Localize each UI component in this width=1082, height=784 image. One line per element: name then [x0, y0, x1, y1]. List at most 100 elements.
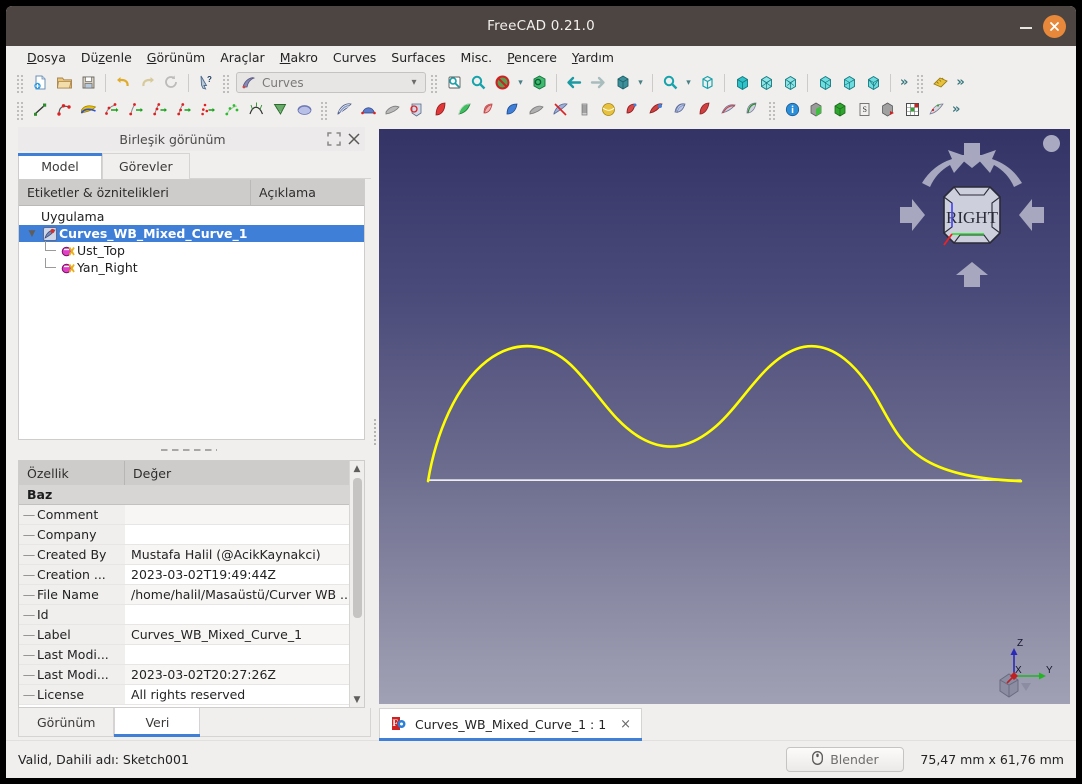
property-row-last-modified-by[interactable]: — Last Modi... — [19, 645, 349, 665]
curve-on-surface-icon[interactable] — [500, 98, 524, 121]
scrollbar-thumb[interactable] — [352, 478, 362, 618]
document-tab[interactable]: F Curves_WB_Mixed_Curve_1 : 1 × — [379, 708, 643, 741]
property-value[interactable]: /home/halil/Masaüstü/Curver WB ... — [125, 585, 349, 604]
tree-item-ust-top[interactable]: Ust_Top — [19, 241, 364, 259]
menu-araclar[interactable]: Araçlar — [213, 48, 272, 67]
property-row-file-name[interactable]: — File Name /home/halil/Masaüstü/Curver W… — [19, 585, 349, 605]
info-icon[interactable] — [780, 98, 804, 121]
expand-icon[interactable] — [327, 132, 341, 146]
tab-veri[interactable]: Veri — [114, 708, 201, 737]
toolbar-handle[interactable] — [16, 99, 24, 120]
property-row-created-by[interactable]: — Created By Mustafa Halil (@AcikKaynakci… — [19, 545, 349, 565]
toolbar-overflow-button-2[interactable]: » — [952, 75, 968, 90]
toolbar-handle[interactable] — [222, 72, 230, 93]
paste-icon[interactable] — [620, 98, 644, 121]
property-value[interactable]: All rights reserved — [125, 685, 349, 704]
undo-icon[interactable] — [111, 71, 135, 94]
property-row-license[interactable]: — License All rights reserved — [19, 685, 349, 705]
flatten-face-icon[interactable] — [380, 98, 404, 121]
green-cube-icon[interactable] — [828, 98, 852, 121]
std-views-icon[interactable] — [695, 71, 719, 94]
close-icon[interactable] — [347, 132, 361, 146]
navigation-style-button[interactable]: Blender — [786, 747, 905, 772]
workbench-selector[interactable]: Curves ▾ — [236, 72, 426, 93]
fit-selection-icon[interactable] — [466, 71, 490, 94]
bspline-icon[interactable] — [52, 98, 76, 121]
menu-makro[interactable]: Makro — [273, 48, 325, 67]
3d-viewport[interactable]: RIGHT Z Y X — [379, 129, 1070, 704]
chevron-down-icon[interactable]: ▾ — [407, 77, 421, 88]
property-row-company[interactable]: — Company — [19, 525, 349, 545]
toolbar-handle[interactable] — [916, 72, 925, 93]
projection-curve-icon[interactable] — [740, 98, 764, 121]
tree-item-yan-right[interactable]: Yan_Right — [19, 258, 364, 276]
menu-curves[interactable]: Curves — [326, 48, 383, 67]
tab-model[interactable]: Model — [18, 153, 102, 179]
pipeshell-icon[interactable] — [356, 98, 380, 121]
blend-curve-icon[interactable] — [220, 98, 244, 121]
property-row-id[interactable]: — Id — [19, 605, 349, 625]
trim-face-icon[interactable] — [268, 98, 292, 121]
approximate-icon[interactable] — [172, 98, 196, 121]
toolbar-handle[interactable] — [320, 99, 328, 120]
draw-style-icon[interactable] — [490, 71, 514, 94]
mixed-curve-path[interactable] — [426, 344, 1023, 483]
blend-surface-icon[interactable] — [524, 98, 548, 121]
box-element-icon[interactable] — [804, 98, 828, 121]
new-document-icon[interactable] — [28, 71, 52, 94]
scroll-up-icon[interactable]: ▲ — [350, 461, 365, 476]
isocurve-icon[interactable] — [332, 98, 356, 121]
minimize-button[interactable] — [1019, 19, 1033, 33]
isometric-view-icon[interactable] — [610, 71, 634, 94]
panel-splitter-vertical[interactable] — [371, 123, 379, 740]
property-row-comment[interactable]: — Comment — [19, 505, 349, 525]
left-view-icon[interactable] — [861, 71, 885, 94]
solid-from-shell-icon[interactable] — [668, 98, 692, 121]
property-row-last-modified-date[interactable]: — Last Modi... 2023-03-02T20:27:26Z — [19, 665, 349, 685]
toolbar-overflow-button-3[interactable]: » — [948, 102, 964, 117]
nav-home-dot-icon[interactable] — [1043, 135, 1060, 152]
property-scrollbar[interactable]: ▲ ▼ — [349, 461, 364, 707]
sketch-clipboard-icon[interactable]: S — [852, 98, 876, 121]
close-button[interactable] — [1043, 14, 1066, 38]
property-value[interactable]: Curves_WB_Mixed_Curve_1 — [125, 625, 349, 644]
cube-arrow-icon[interactable] — [876, 98, 900, 121]
tab-gorevler[interactable]: Görevler — [102, 153, 190, 179]
multi-loft-icon[interactable] — [572, 98, 596, 121]
property-group-baz[interactable]: Baz — [19, 485, 349, 505]
open-document-icon[interactable] — [52, 71, 76, 94]
toolbar-overflow-button[interactable]: » — [896, 75, 912, 90]
property-value[interactable]: Mustafa Halil (@AcikKaynakci) — [125, 545, 349, 564]
toolbar-handle[interactable] — [768, 99, 776, 120]
extract-subshape-icon[interactable] — [476, 98, 500, 121]
close-icon[interactable]: × — [614, 717, 631, 732]
grid-icon[interactable] — [900, 98, 924, 121]
right-view-icon[interactable] — [778, 71, 802, 94]
hide-surface-icon[interactable] — [548, 98, 572, 121]
refresh-icon[interactable] — [159, 71, 183, 94]
menu-pencere[interactable]: Pencere — [500, 48, 564, 67]
toolbar-handle[interactable] — [16, 72, 24, 93]
back-view-icon[interactable] — [562, 71, 586, 94]
menu-duzenle[interactable]: Düzenle — [74, 48, 139, 67]
interpolate-icon[interactable] — [196, 98, 220, 121]
zebra-icon[interactable] — [692, 98, 716, 121]
menu-gorunum[interactable]: Görünüm — [140, 48, 212, 67]
save-document-icon[interactable] — [76, 71, 100, 94]
property-row-label[interactable]: — Label Curves_WB_Mixed_Curve_1 — [19, 625, 349, 645]
menu-surfaces[interactable]: Surfaces — [384, 48, 452, 67]
chevron-down-icon[interactable]: ▾ — [514, 78, 527, 88]
tree-item-mixed-curve[interactable]: ▼ Curves_WB_Mixed_Curve_1 — [19, 225, 364, 242]
mixed-curve-icon[interactable] — [716, 98, 740, 121]
property-value[interactable] — [125, 505, 349, 524]
reflect-lines-icon[interactable] — [644, 98, 668, 121]
sweep-surface-icon[interactable] — [292, 98, 316, 121]
top-view-icon[interactable] — [754, 71, 778, 94]
split-curve-icon[interactable] — [124, 98, 148, 121]
navigation-cube-graphic[interactable]: RIGHT — [892, 135, 1052, 295]
scrollbar-track[interactable] — [350, 476, 365, 692]
tab-gorunum[interactable]: Görünüm — [18, 708, 115, 737]
redo-icon[interactable] — [135, 71, 159, 94]
segment-surface-icon[interactable] — [404, 98, 428, 121]
property-value[interactable] — [125, 645, 349, 664]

○ ○ ○ ○ ○ ○ ○

**Objective:** Return the lines from the one containing "property-row-last-modified-by[interactable]: — Last" through the one containing "flatten-face-icon[interactable] — [380, 98, 404, 121]", unchanged.

**Output of the exercise:**
property-row-last-modified-by[interactable]: — Last Modi... — [19, 645, 349, 665]
curve-on-surface-icon[interactable] — [500, 98, 524, 121]
scrollbar-thumb[interactable] — [352, 478, 362, 618]
document-tab[interactable]: F Curves_WB_Mixed_Curve_1 : 1 × — [379, 708, 643, 741]
property-value[interactable]: /home/halil/Masaüstü/Curver WB ... — [125, 585, 349, 604]
tree-item-ust-top[interactable]: Ust_Top — [19, 241, 364, 259]
menu-araclar[interactable]: Araçlar — [213, 48, 272, 67]
property-row-file-name[interactable]: — File Name /home/halil/Masaüstü/Curver W… — [19, 585, 349, 605]
info-icon[interactable] — [780, 98, 804, 121]
expand-icon[interactable] — [327, 132, 341, 146]
tab-veri[interactable]: Veri — [114, 708, 201, 737]
toolbar-handle[interactable] — [16, 99, 24, 120]
property-row-created-by[interactable]: — Created By Mustafa Halil (@AcikKaynakci… — [19, 545, 349, 565]
toolbar-overflow-button-2[interactable]: » — [952, 75, 968, 90]
toolbar-handle[interactable] — [222, 72, 230, 93]
paste-icon[interactable] — [620, 98, 644, 121]
property-value[interactable]: All rights reserved — [125, 685, 349, 704]
undo-icon[interactable] — [111, 71, 135, 94]
property-row-license[interactable]: — License All rights reserved — [19, 685, 349, 705]
flatten-face-icon[interactable] — [380, 98, 404, 121]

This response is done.